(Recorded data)
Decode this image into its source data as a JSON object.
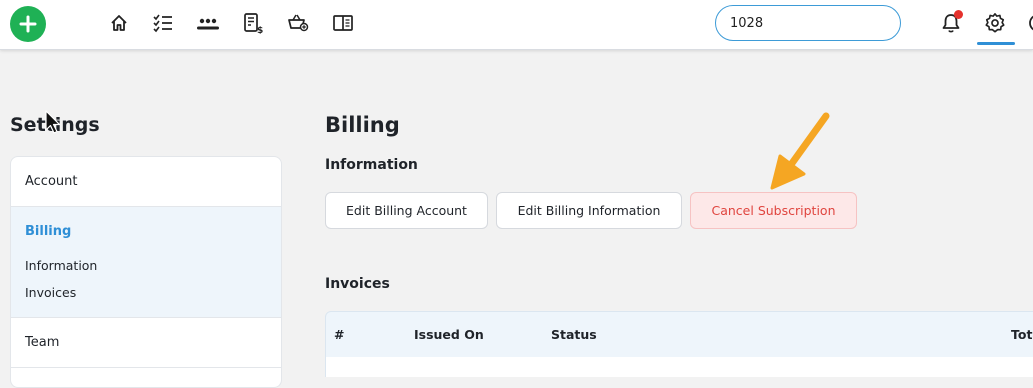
{
  "header": {
    "nav_icons": [
      "home-icon",
      "checklist-icon",
      "team-icon",
      "invoice-icon",
      "basket-icon",
      "book-icon"
    ],
    "search": {
      "value": "1028"
    },
    "accent": "#2f8fd6",
    "add_color": "#1fb155"
  },
  "sidebar": {
    "title": "Settings",
    "items": [
      {
        "label": "Account"
      },
      {
        "label": "Billing",
        "subitems": [
          "Information",
          "Invoices"
        ]
      },
      {
        "label": "Team"
      }
    ]
  },
  "main": {
    "title": "Billing",
    "information": {
      "title": "Information",
      "buttons": [
        "Edit Billing Account",
        "Edit Billing Information",
        "Cancel Subscription"
      ]
    },
    "invoices": {
      "title": "Invoices",
      "columns": [
        "#",
        "Issued On",
        "Status",
        "Tota"
      ]
    }
  },
  "colors": {
    "danger": "#e0453f",
    "annotation_arrow": "#f5a623"
  }
}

### [To be done]
Write out the records above once more, word for word, with no pictures.

### [Written answer]
Decode this image into its source data as a JSON object.
{
  "header": {
    "nav_icons": [
      "home-icon",
      "checklist-icon",
      "team-icon",
      "invoice-icon",
      "basket-icon",
      "book-icon"
    ],
    "search": {
      "value": "1028"
    },
    "accent": "#2f8fd6",
    "add_color": "#1fb155"
  },
  "sidebar": {
    "title": "Settings",
    "items": [
      {
        "label": "Account"
      },
      {
        "label": "Billing",
        "subitems": [
          "Information",
          "Invoices"
        ]
      },
      {
        "label": "Team"
      }
    ]
  },
  "main": {
    "title": "Billing",
    "information": {
      "title": "Information",
      "buttons": [
        "Edit Billing Account",
        "Edit Billing Information",
        "Cancel Subscription"
      ]
    },
    "invoices": {
      "title": "Invoices",
      "columns": [
        "#",
        "Issued On",
        "Status",
        "Tota"
      ]
    }
  },
  "colors": {
    "danger": "#e0453f",
    "annotation_arrow": "#f5a623"
  }
}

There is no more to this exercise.